Task statement — Below are some records. Copy every line in them that holds "transmitter".

Start

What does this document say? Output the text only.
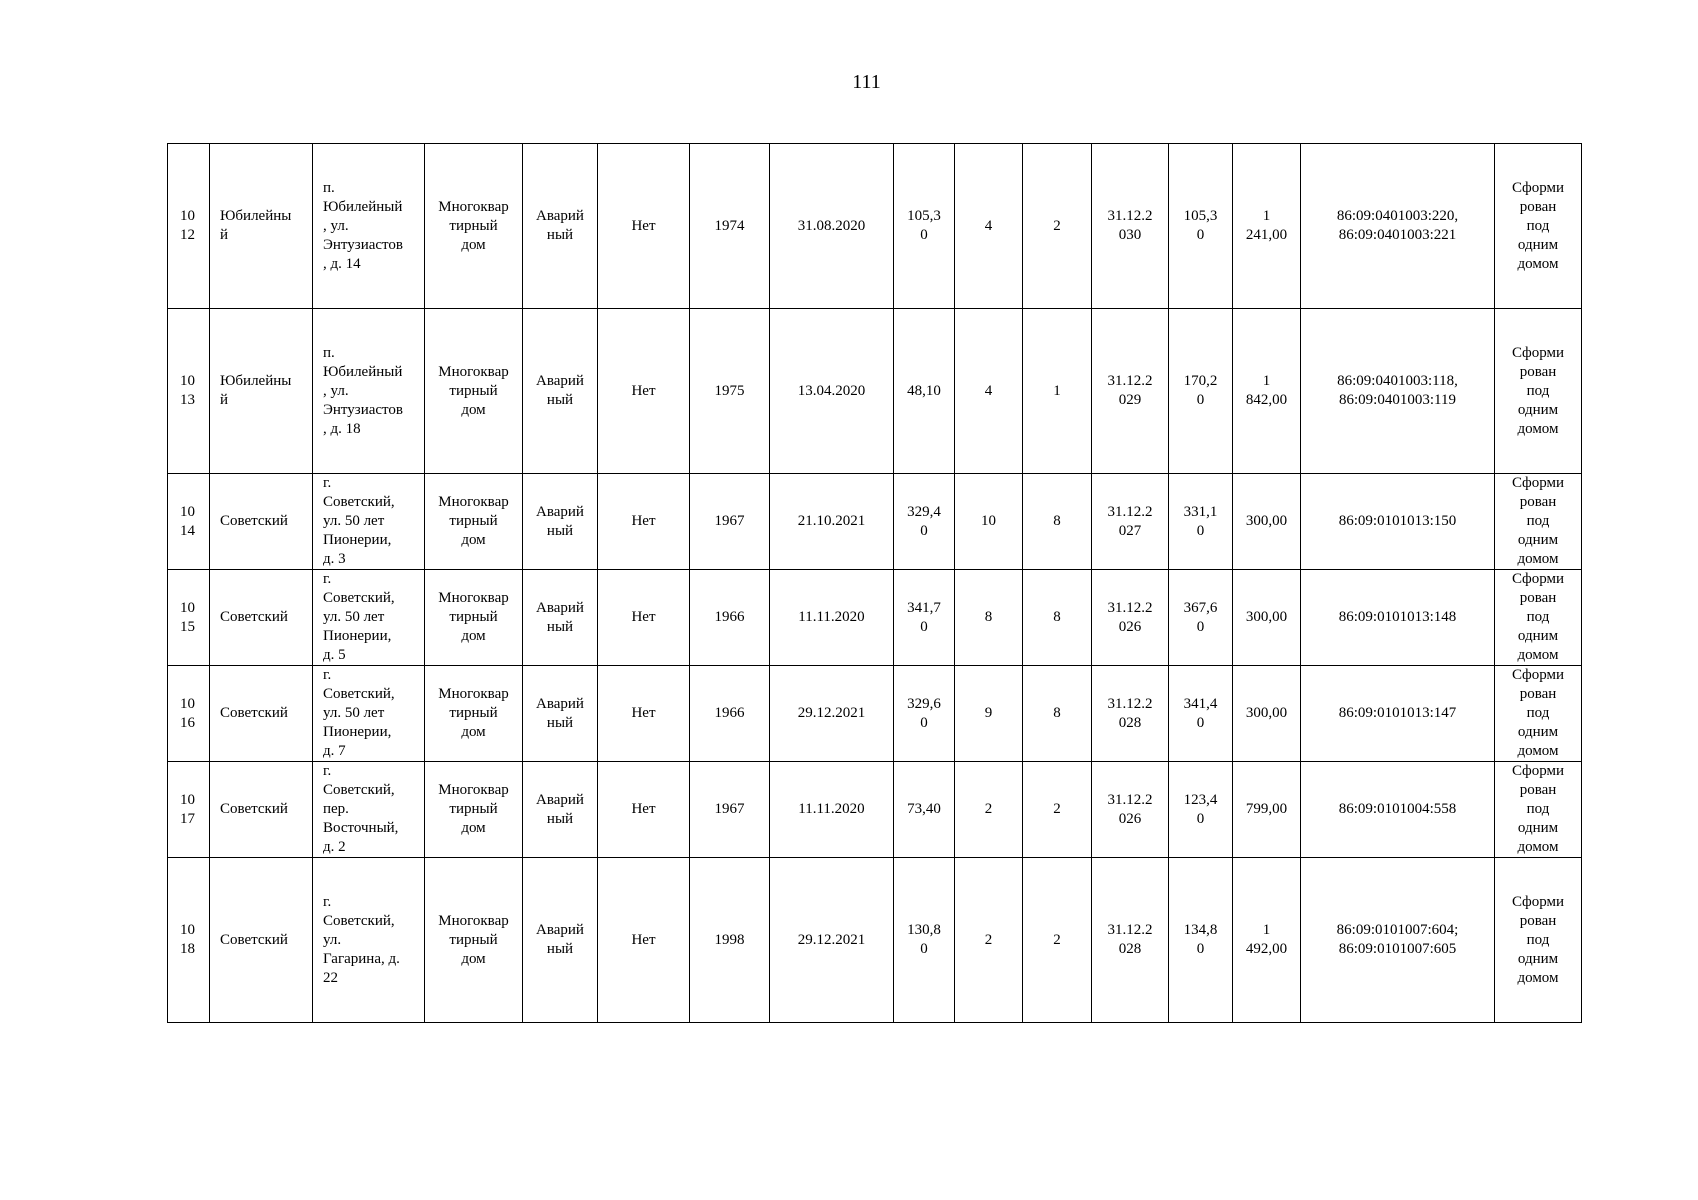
111
10
12	Юбилейны
й	п.
Юбилейный
, ул.
Энтузиастов
, д. 14	Многоквар
тирный
дом	Аварий
ный	Нет	1974	31.08.2020	105,3
0	4	2	31.12.2
030	105,3
0	1
241,00	86:09:0401003:220,
86:09:0401003:221	Сформи
рован
под
одним
домом
10
13	Юбилейны
й	п.
Юбилейный
, ул.
Энтузиастов
, д. 18	Многоквар
тирный
дом	Аварий
ный	Нет	1975	13.04.2020	48,10	4	1	31.12.2
029	170,2
0	1
842,00	86:09:0401003:118,
86:09:0401003:119	Сформи
рован
под
одним
домом
10
14	Советский	г.
Советский,
ул. 50 лет
Пионерии,
д. 3	Многоквар
тирный
дом	Аварий
ный	Нет	1967	21.10.2021	329,4
0	10	8	31.12.2
027	331,1
0	300,00	86:09:0101013:150	Сформи
рован
под
одним
домом
10
15	Советский	г.
Советский,
ул. 50 лет
Пионерии,
д. 5	Многоквар
тирный
дом	Аварий
ный	Нет	1966	11.11.2020	341,7
0	8	8	31.12.2
026	367,6
0	300,00	86:09:0101013:148	Сформи
рован
под
одним
домом
10
16	Советский	г.
Советский,
ул. 50 лет
Пионерии,
д. 7	Многоквар
тирный
дом	Аварий
ный	Нет	1966	29.12.2021	329,6
0	9	8	31.12.2
028	341,4
0	300,00	86:09:0101013:147	Сформи
рован
под
одним
домом
10
17	Советский	г.
Советский,
пер.
Восточный,
д. 2	Многоквар
тирный
дом	Аварий
ный	Нет	1967	11.11.2020	73,40	2	2	31.12.2
026	123,4
0	799,00	86:09:0101004:558	Сформи
рован
под
одним
домом
10
18	Советский	г.
Советский,
ул.
Гагарина, д.
22	Многоквар
тирный
дом	Аварий
ный	Нет	1998	29.12.2021	130,8
0	2	2	31.12.2
028	134,8
0	1
492,00	86:09:0101007:604;
86:09:0101007:605	Сформи
рован
под
одним
домом
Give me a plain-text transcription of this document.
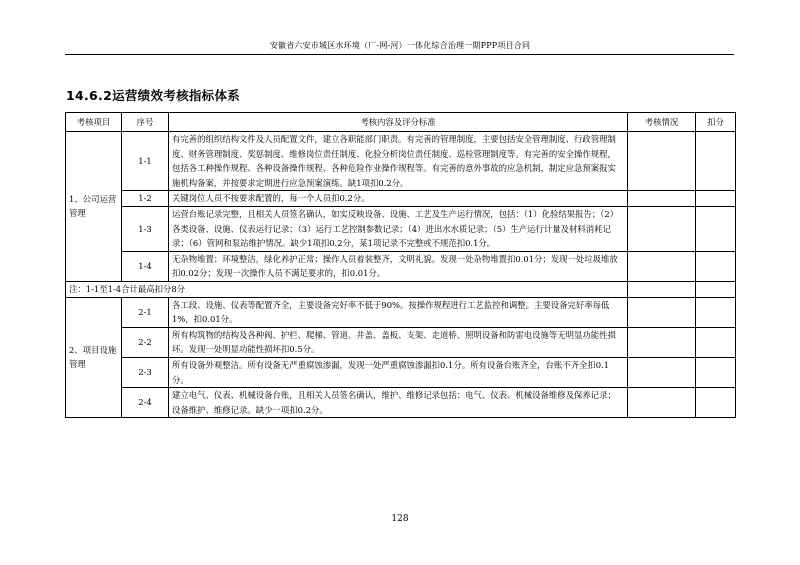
安徽省六安市城区水环境（厂-网-河）一体化综合治理一期PPP项目合同
14.6.2运营绩效考核指标体系
考核项目	序号	考核内容及评分标准	考核情况	扣分
1、公司运营管理	1-1	有完善的组织结构文件及人员配置文件，建立各职能部门职责。有完善的管理制度，主要包括安全管理制度、行政管理制度、财务管理制度、奖惩制度、维修岗位责任制度、化验分析岗位责任制度、巡检管理制度等。有完善的安全操作规程，包括各工种操作规程、各种设备操作规程、各种危险作业操作规程等。有完善的意外事故的应急机制，制定应急预案报实施机构备案，并按要求定期进行应急预案演练。缺1项扣0.2分。		
	1-2	关键岗位人员不按要求配置的，每一个人员扣0.2分。		
	1-3	运营台账记录完整，且相关人员签名确认，如实反映设备、设施、工艺及生产运行情况，包括：（1）化验结果报告；（2）各类设备、设施、仪表运行记录；（3）运行工艺控制参数记录；（4）进出水水质记录；（5）生产运行计量及材料消耗记录；（6）管网和泵站维护情况。缺少1项扣0.2分，某1项记录不完整或不规范扣0.1分。		
	1-4	无杂物堆置；环境整洁，绿化养护正常；操作人员着装整齐，文明礼貌。发现一处杂物堆置扣0.01分；发现一处垃圾堆放扣0.02分；发现一次操作人员不满足要求的，扣0.01分。		
注：1-1至1-4合计最高扣分8分				
2、项目设施管理	2-1	各工段、设施、仪表等配置齐全，主要设备完好率不低于90%。按操作规程进行工艺监控和调整。主要设备完好率每低1%，扣0.01分。		
	2-2	所有构筑物的结构及各种阀、护栏、爬梯、管道、井盖、盖板、支架、走道桥、照明设备和防雷电设施等无明显功能性损坏。发现一处明显功能性损坏扣0.5分。		
	2-3	所有设备外观整洁。所有设备无严重腐蚀渗漏，发现一处严重腐蚀渗漏扣0.1分。所有设备台账齐全，台账不齐全扣0.1分。		
	2-4	建立电气、仪表、机械设备台账，且相关人员签名确认，维护、维修记录包括：电气、仪表、机械设备维修及保养记录；设备维护、维修记录。缺少一项扣0.2分。		
128
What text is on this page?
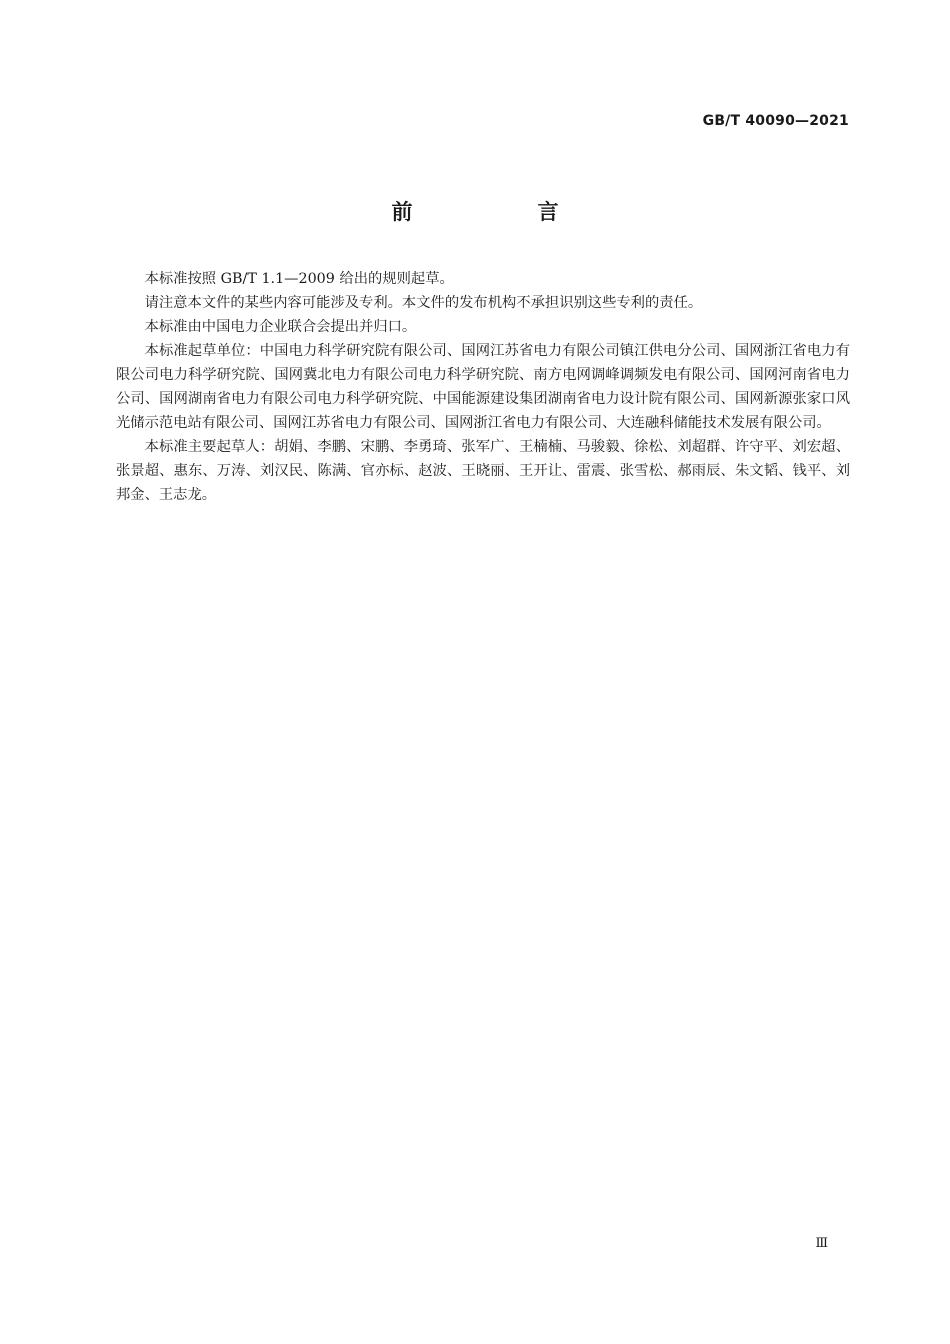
GB/T 40090—2021
前　言

本标准按照 GB/T 1.1—2009 给出的规则起草。

请注意本文件的某些内容可能涉及专利。本文件的发布机构不承担识别这些专利的责任。

本标准由中国电力企业联合会提出并归口。

本标准起草单位：中国电力科学研究院有限公司、国网江苏省电力有限公司镇江供电分公司、国网浙江省电力有限公司电力科学研究院、国网冀北电力有限公司电力科学研究院、南方电网调峰调频发电有限公司、国网河南省电力公司、国网湖南省电力有限公司电力科学研究院、中国能源建设集团湖南省电力设计院有限公司、国网新源张家口风光储示范电站有限公司、国网江苏省电力有限公司、国网浙江省电力有限公司、大连融科储能技术发展有限公司。

本标准主要起草人：胡娟、李鹏、宋鹏、李勇琦、张军广、王楠楠、马骏毅、徐松、刘超群、许守平、刘宏超、张景超、惠东、万涛、刘汉民、陈满、官亦标、赵波、王晓丽、王开让、雷震、张雪松、郝雨辰、朱文韬、钱平、刘邦金、王志龙。

Ⅲ
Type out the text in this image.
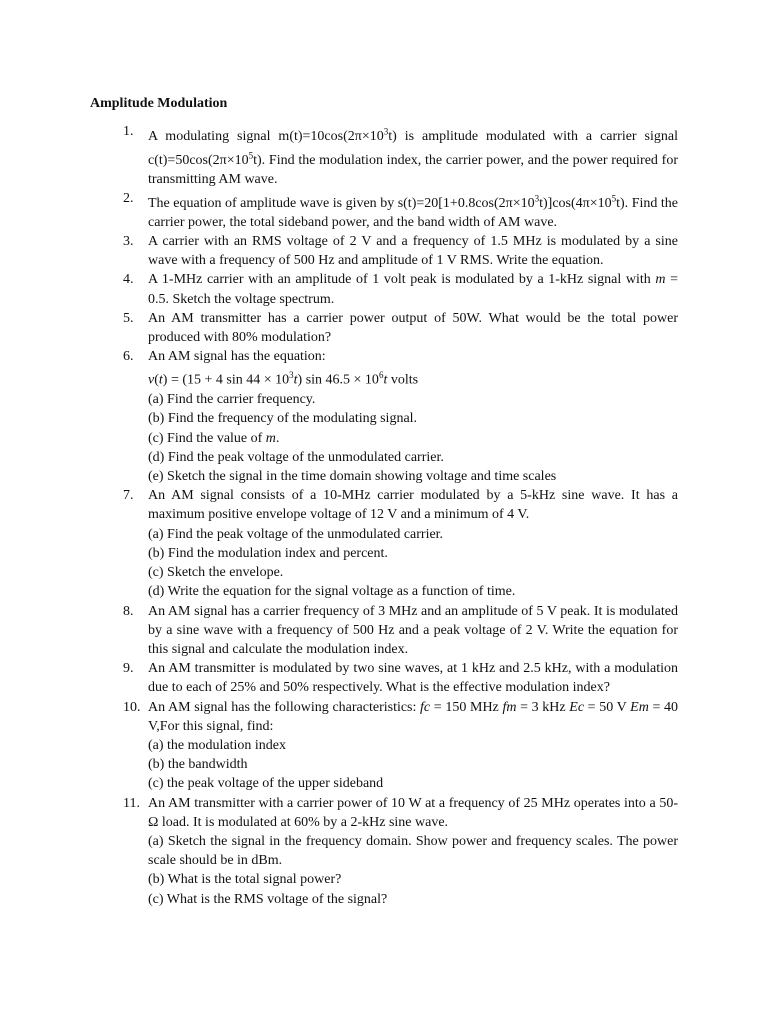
Amplitude Modulation
1. A modulating signal $m(t)=10\cos(2\pi\times 10^3t)$ is amplitude modulated with a carrier signal $c(t)=50\cos(2\pi\times 10^5t)$. Find the modulation index, the carrier power, and the power required for transmitting AM wave.
2. The equation of amplitude wave is given by $s(t)=20[1+0.8\cos(2\pi\times 10^3t)]\cos(4\pi\times 10^5t)$. Find the carrier power, the total sideband power, and the band width of AM wave.
3. A carrier with an RMS voltage of 2 V and a frequency of 1.5 MHz is modulated by a sine wave with a frequency of 500 Hz and amplitude of 1 V RMS. Write the equation.
4. A 1-MHz carrier with an amplitude of 1 volt peak is modulated by a 1-kHz signal with m = 0.5. Sketch the voltage spectrum.
5. An AM transmitter has a carrier power output of 50W. What would be the total power produced with 80% modulation?
6. An AM signal has the equation:
v(t) = (15 + 4 $\sin 44 \times 10^3t$) $\sin 46.5 \times 10^6t$ volts
(a) Find the carrier frequency.
(b) Find the frequency of the modulating signal.
(c) Find the value of m.
(d) Find the peak voltage of the unmodulated carrier.
(e) Sketch the signal in the time domain showing voltage and time scales
7. An AM signal consists of a 10-MHz carrier modulated by a 5-kHz sine wave. It has a maximum positive envelope voltage of 12 V and a minimum of 4 V.
(a) Find the peak voltage of the unmodulated carrier.
(b) Find the modulation index and percent.
(c) Sketch the envelope.
(d) Write the equation for the signal voltage as a function of time.
8. An AM signal has a carrier frequency of 3 MHz and an amplitude of 5 V peak. It is modulated by a sine wave with a frequency of 500 Hz and a peak voltage of 2 V. Write the equation for this signal and calculate the modulation index.
9. An AM transmitter is modulated by two sine waves, at 1 kHz and 2.5 kHz, with a modulation due to each of 25% and 50% respectively. What is the effective modulation index?
10. An AM signal has the following characteristics: fc = 150 MHz fm = 3 kHz Ec = 50 V Em = 40 V,For this signal, find:
(a) the modulation index
(b) the bandwidth
(c) the peak voltage of the upper sideband
11. An AM transmitter with a carrier power of 10 W at a frequency of 25 MHz operates into a 50-Ω load. It is modulated at 60% by a 2-kHz sine wave.
(a) Sketch the signal in the frequency domain. Show power and frequency scales. The power scale should be in dBm.
(b) What is the total signal power?
(c) What is the RMS voltage of the signal?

End

Output for this task —
5. An AM transmitter has a carrier power output of 50W. What would be the total power produced with 80% modulation?
9. An AM transmitter is modulated by two sine waves, at 1 kHz and 2.5 kHz, with a modulation due to each of 25% and 50% respectively. What is the effective modulation index?
11. An AM transmitter with a carrier power of 10 W at a frequency of 25 MHz operates into a 50-Ω load. It is modulated at 60% by a 2-kHz sine wave.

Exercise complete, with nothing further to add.